Extracts from a graphics dataset
_ _ _ _
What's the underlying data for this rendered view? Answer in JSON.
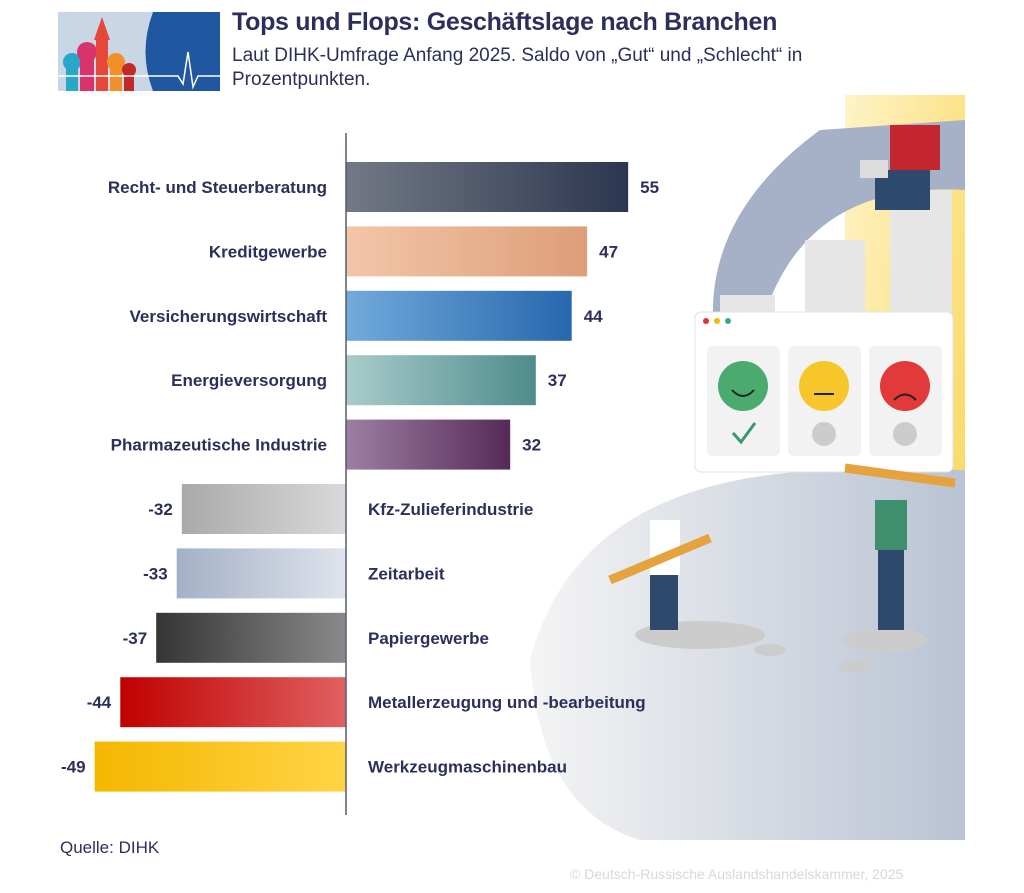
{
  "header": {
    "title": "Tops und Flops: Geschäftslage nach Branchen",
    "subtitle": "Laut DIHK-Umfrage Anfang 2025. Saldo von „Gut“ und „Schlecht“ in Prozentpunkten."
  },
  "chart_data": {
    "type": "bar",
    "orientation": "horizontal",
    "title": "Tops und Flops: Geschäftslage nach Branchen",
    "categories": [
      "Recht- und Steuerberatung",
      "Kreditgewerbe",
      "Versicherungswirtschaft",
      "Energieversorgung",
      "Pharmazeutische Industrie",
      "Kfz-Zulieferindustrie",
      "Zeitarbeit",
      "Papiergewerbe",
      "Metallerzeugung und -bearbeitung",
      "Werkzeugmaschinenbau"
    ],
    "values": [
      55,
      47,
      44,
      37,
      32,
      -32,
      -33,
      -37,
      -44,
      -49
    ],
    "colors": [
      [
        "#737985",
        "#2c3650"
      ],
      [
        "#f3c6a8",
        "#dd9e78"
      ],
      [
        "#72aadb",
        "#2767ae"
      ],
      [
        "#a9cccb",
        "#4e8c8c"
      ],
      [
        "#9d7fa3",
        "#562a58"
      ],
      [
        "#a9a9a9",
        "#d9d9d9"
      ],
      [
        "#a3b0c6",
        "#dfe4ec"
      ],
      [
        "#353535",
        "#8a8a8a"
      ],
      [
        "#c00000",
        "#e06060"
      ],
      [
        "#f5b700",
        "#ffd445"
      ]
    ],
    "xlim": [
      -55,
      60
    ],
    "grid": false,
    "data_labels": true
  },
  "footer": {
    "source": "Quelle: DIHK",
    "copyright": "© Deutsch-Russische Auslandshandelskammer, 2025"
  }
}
_ _ _ _
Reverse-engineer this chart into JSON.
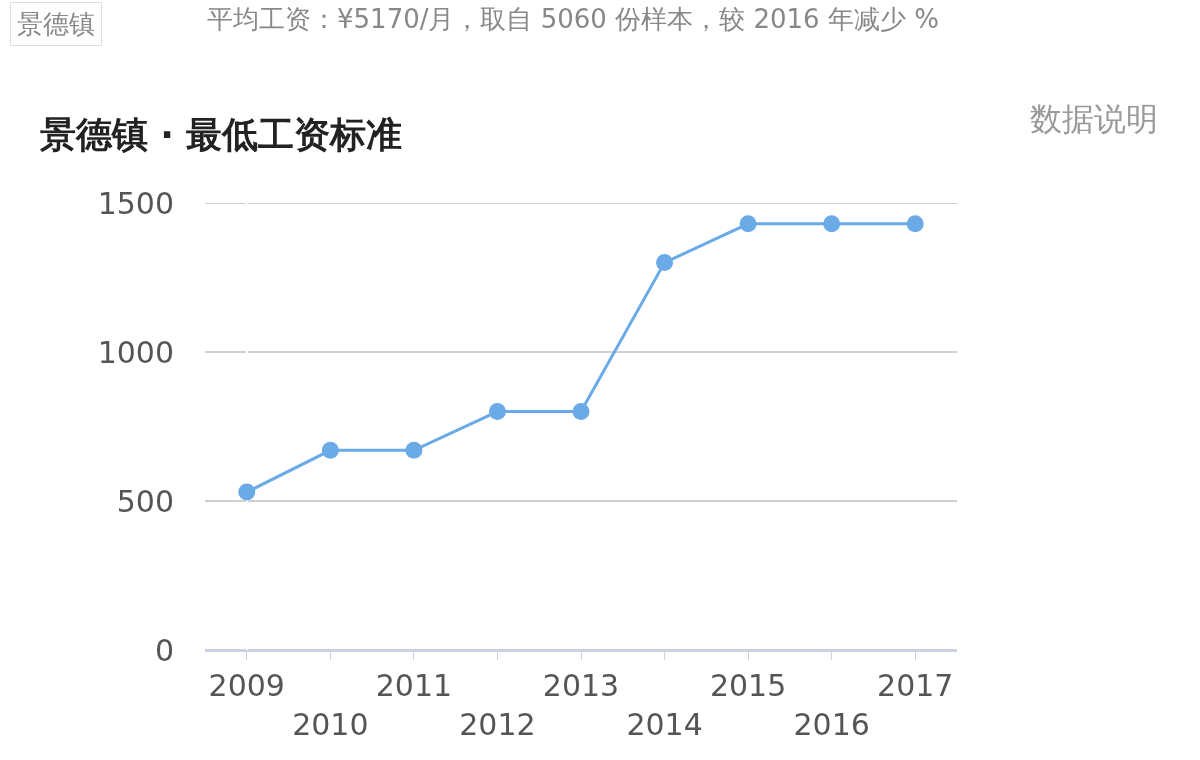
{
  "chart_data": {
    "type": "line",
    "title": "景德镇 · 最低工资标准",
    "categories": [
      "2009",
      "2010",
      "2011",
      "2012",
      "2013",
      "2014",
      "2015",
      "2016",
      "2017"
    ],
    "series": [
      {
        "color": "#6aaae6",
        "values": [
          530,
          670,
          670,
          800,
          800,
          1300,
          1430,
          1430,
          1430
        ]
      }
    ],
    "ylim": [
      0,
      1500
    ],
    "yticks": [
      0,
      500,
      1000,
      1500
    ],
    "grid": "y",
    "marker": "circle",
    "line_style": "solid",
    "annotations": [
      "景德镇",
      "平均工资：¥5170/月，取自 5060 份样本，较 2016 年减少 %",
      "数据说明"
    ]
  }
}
_ _ _ _
▸ Work to be completed: From the entries above, extract every line where the word "DIHK" appears.

▸ Answer to the exercise:
    "subtitle": "Laut DIHK-Umfrage Anfang 2025. Saldo von „Gut“ und „Schlecht“ in Prozentpunkten."
    "source": "Quelle: DIHK",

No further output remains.